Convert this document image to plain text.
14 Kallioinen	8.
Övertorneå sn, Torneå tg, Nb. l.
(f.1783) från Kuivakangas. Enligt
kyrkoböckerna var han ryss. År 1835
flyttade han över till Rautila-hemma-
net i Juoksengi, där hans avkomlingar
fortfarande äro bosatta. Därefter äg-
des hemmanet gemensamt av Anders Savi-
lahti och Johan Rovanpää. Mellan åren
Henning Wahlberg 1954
------------
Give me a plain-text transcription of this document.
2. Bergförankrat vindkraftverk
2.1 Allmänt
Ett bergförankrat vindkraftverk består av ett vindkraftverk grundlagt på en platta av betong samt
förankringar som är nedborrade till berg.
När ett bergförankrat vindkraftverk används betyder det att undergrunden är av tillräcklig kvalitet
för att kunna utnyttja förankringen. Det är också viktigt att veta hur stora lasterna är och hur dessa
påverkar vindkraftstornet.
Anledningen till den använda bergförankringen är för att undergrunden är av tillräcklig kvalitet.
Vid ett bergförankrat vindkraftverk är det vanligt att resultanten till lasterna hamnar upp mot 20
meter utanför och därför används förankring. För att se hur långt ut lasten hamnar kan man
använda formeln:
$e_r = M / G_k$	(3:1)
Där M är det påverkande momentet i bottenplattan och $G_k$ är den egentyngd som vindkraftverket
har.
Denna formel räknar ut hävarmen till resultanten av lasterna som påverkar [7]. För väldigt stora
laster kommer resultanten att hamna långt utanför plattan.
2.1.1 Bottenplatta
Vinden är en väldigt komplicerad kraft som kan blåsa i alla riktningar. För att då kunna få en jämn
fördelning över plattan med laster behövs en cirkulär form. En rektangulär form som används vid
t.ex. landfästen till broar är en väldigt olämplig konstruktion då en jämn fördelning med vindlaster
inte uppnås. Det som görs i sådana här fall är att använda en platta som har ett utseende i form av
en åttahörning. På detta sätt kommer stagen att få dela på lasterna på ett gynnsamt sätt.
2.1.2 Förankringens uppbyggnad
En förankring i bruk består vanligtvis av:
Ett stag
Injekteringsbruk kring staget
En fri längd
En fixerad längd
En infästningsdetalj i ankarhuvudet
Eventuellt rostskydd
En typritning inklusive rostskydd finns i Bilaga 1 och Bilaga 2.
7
------------
▶ [SET PROBLEM]:
Using the records above, pull out each line where the word "jämn" occurs.

▶ [ANSWER BELOW]:
Vinden är en väldigt komplicerad kraft som kan blåsa i alla riktningar. För att då kunna få en jämn
t.ex. landfästen till broar är en väldigt olämplig konstruktion då en jämn fördelning med vindlaster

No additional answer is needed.